Instructions to follow: Below is a block of records: output all of them exactly and leave out the pictures.

Data rows:
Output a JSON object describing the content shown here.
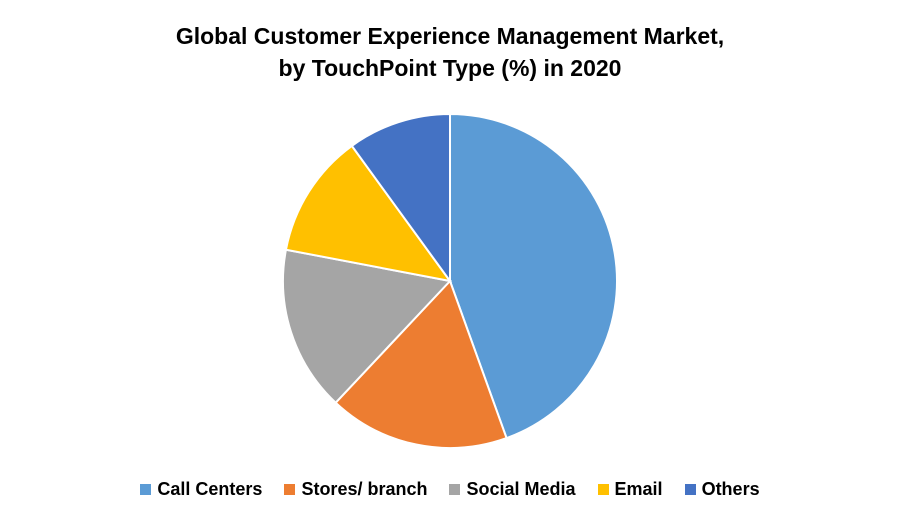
{
  "chart_data": {
    "type": "pie",
    "title_line1": "Global Customer Experience Management Market,",
    "title_line2": "by TouchPoint Type (%) in 2020",
    "slices": [
      {
        "label": "Call Centers",
        "value": 44.5,
        "color": "#5B9BD5"
      },
      {
        "label": "Stores/ branch",
        "value": 17.5,
        "color": "#ED7D31"
      },
      {
        "label": "Social Media",
        "value": 16.0,
        "color": "#A5A5A5"
      },
      {
        "label": "Email",
        "value": 12.0,
        "color": "#FFC000"
      },
      {
        "label": "Others",
        "value": 10.0,
        "color": "#4472C4"
      }
    ],
    "legend_position": "bottom"
  }
}
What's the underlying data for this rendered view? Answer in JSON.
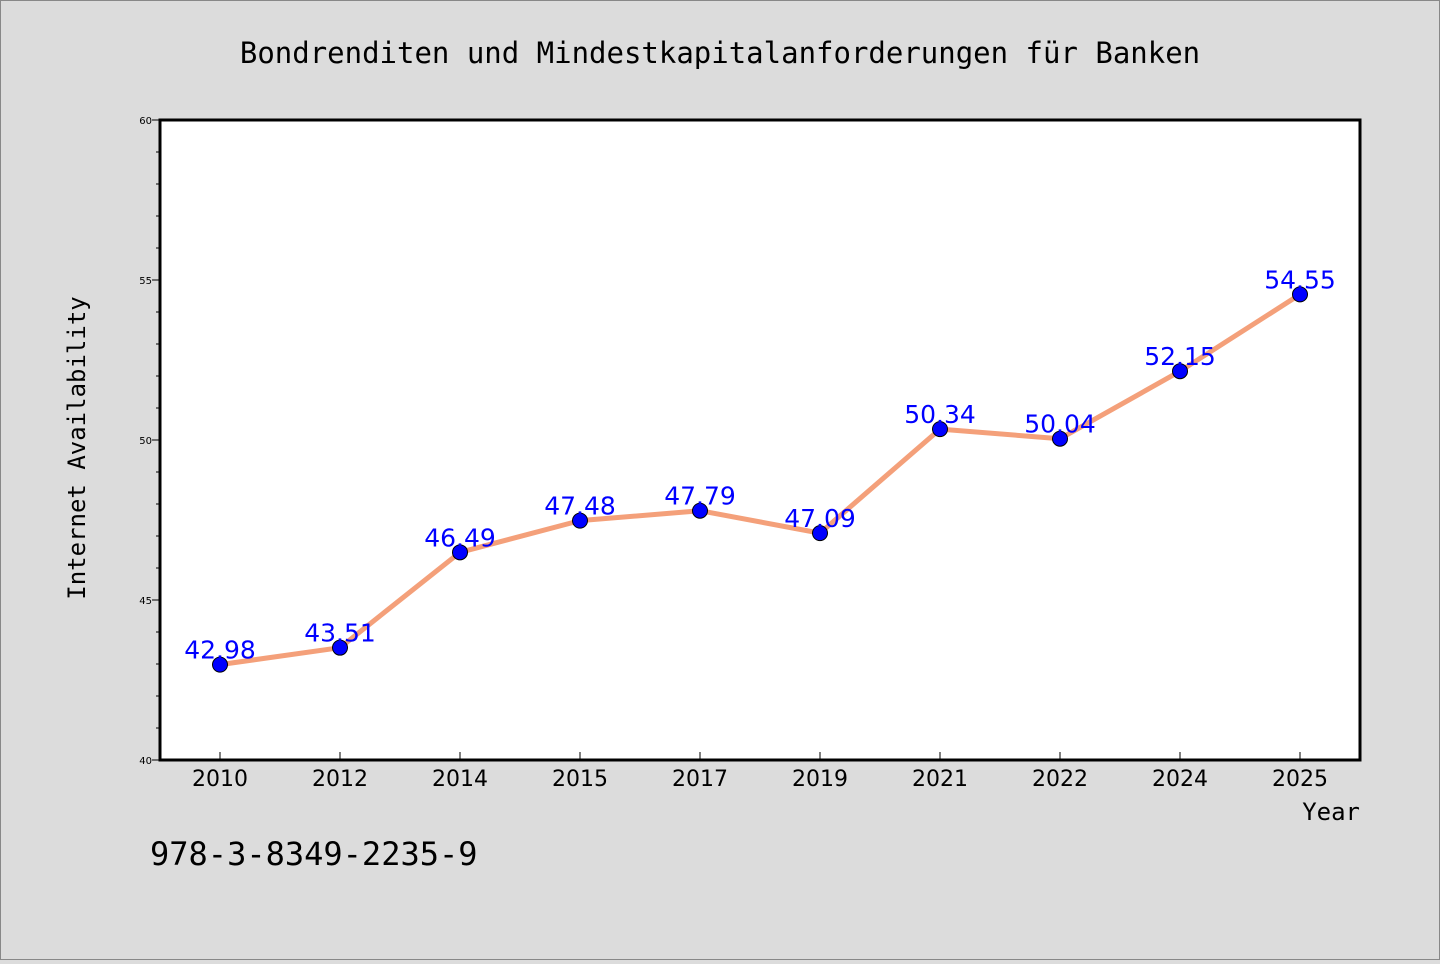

In response:
Output a JSON object describing the content shown here.
{
  "chart_data": {
    "type": "pie",
    "title_line1": "Global Customer Experience Management Market,",
    "title_line2": "by TouchPoint Type (%) in 2020",
    "slices": [
      {
        "label": "Call Centers",
        "value": 44.5,
        "color": "#5B9BD5"
      },
      {
        "label": "Stores/ branch",
        "value": 17.5,
        "color": "#ED7D31"
      },
      {
        "label": "Social Media",
        "value": 16.0,
        "color": "#A5A5A5"
      },
      {
        "label": "Email",
        "value": 12.0,
        "color": "#FFC000"
      },
      {
        "label": "Others",
        "value": 10.0,
        "color": "#4472C4"
      }
    ],
    "legend_position": "bottom"
  }
}
What's the underlying data for this rendered view? Answer in JSON.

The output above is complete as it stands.